TASK GOAL: Only the lines from the one containing "Output a JSON" through the final line of the material below should be output, exactly as they stand.

THE RECORDS:
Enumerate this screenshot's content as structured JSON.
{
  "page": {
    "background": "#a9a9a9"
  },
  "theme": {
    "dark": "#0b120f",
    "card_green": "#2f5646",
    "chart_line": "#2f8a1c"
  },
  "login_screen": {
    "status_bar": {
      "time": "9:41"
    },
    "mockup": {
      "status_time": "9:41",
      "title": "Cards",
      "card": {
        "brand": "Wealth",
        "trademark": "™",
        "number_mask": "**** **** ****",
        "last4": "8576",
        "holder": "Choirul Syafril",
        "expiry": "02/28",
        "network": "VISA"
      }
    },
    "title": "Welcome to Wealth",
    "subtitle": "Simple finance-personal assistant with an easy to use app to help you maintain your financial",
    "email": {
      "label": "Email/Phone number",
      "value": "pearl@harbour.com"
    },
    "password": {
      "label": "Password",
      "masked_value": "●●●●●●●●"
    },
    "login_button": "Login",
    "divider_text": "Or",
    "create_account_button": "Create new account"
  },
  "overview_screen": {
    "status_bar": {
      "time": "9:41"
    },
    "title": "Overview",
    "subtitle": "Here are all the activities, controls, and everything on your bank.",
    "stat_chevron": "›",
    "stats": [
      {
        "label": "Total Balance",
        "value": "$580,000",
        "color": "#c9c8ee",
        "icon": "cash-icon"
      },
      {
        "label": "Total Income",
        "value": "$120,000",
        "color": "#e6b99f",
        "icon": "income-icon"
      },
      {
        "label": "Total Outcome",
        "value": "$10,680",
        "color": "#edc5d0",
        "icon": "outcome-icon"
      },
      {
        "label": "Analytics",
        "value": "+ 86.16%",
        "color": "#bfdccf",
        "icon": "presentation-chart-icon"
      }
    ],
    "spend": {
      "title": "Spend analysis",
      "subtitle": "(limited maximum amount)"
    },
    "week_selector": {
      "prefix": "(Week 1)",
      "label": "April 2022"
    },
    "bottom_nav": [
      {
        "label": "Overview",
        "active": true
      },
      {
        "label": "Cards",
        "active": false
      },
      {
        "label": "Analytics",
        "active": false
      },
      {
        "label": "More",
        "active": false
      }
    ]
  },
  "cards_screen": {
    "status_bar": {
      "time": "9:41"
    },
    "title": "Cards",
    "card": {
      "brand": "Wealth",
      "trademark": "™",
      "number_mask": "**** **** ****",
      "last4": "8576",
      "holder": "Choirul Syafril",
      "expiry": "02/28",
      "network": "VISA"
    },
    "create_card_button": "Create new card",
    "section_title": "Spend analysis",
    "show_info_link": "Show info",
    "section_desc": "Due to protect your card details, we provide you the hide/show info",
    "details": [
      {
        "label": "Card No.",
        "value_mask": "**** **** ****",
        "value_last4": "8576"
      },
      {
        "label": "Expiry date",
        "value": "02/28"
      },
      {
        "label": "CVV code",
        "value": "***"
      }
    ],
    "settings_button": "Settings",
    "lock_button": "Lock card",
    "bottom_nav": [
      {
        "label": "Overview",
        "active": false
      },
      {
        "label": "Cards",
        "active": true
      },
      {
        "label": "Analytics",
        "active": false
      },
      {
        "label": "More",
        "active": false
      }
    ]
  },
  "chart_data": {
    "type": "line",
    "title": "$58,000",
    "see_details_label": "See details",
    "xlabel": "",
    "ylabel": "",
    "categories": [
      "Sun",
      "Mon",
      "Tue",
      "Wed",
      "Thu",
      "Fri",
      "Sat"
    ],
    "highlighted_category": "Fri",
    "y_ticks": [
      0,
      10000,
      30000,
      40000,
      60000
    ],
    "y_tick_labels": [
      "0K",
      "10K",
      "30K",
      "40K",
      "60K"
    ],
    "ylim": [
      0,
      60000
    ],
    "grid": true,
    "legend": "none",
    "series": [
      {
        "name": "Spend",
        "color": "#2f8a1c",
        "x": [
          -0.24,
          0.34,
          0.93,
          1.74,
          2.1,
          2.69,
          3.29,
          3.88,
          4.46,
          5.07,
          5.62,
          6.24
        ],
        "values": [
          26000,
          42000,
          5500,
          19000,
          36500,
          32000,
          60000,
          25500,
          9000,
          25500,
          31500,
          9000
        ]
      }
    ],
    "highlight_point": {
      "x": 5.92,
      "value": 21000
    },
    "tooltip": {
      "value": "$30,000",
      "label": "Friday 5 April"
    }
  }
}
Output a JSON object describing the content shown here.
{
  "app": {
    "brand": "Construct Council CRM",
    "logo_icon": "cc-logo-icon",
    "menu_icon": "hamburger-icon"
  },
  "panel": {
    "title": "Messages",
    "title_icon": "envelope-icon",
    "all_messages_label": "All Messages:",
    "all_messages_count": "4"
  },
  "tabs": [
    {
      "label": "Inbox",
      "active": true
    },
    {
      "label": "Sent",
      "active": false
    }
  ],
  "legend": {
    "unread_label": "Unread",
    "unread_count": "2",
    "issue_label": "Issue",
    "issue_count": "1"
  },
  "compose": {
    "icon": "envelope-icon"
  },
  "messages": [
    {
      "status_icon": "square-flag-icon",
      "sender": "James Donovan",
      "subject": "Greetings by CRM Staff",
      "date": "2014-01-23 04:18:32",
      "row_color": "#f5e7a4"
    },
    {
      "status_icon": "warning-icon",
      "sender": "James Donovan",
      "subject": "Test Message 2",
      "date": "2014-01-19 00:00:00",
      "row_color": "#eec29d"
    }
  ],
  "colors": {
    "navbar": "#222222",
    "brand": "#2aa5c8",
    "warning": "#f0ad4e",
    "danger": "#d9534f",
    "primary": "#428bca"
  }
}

ANSWER TO THIS TASK:
Output a JSON object describing the content shown here.
{
  "app": {
    "brand": "Construct Council CRM",
    "logo_icon": "cc-logo-icon",
    "menu_icon": "hamburger-icon"
  },
  "panel": {
    "title": "Messages",
    "title_icon": "envelope-icon",
    "all_messages_label": "All Messages:",
    "all_messages_count": "4"
  },
  "tabs": [
    {
      "label": "Inbox",
      "active": true
    },
    {
      "label": "Sent",
      "active": false
    }
  ],
  "legend": {
    "unread_label": "Unread",
    "unread_count": "2",
    "issue_label": "Issue",
    "issue_count": "1"
  },
  "compose": {
    "icon": "envelope-icon"
  },
  "messages": [
    {
      "status_icon": "square-flag-icon",
      "sender": "James Donovan",
      "subject": "Greetings by CRM Staff",
      "date": "2014-01-23 04:18:32",
      "row_color": "#f5e7a4"
    },
    {
      "status_icon": "warning-icon",
      "sender": "James Donovan",
      "subject": "Test Message 2",
      "date": "2014-01-19 00:00:00",
      "row_color": "#eec29d"
    }
  ],
  "colors": {
    "navbar": "#222222",
    "brand": "#2aa5c8",
    "warning": "#f0ad4e",
    "danger": "#d9534f",
    "primary": "#428bca"
  }
}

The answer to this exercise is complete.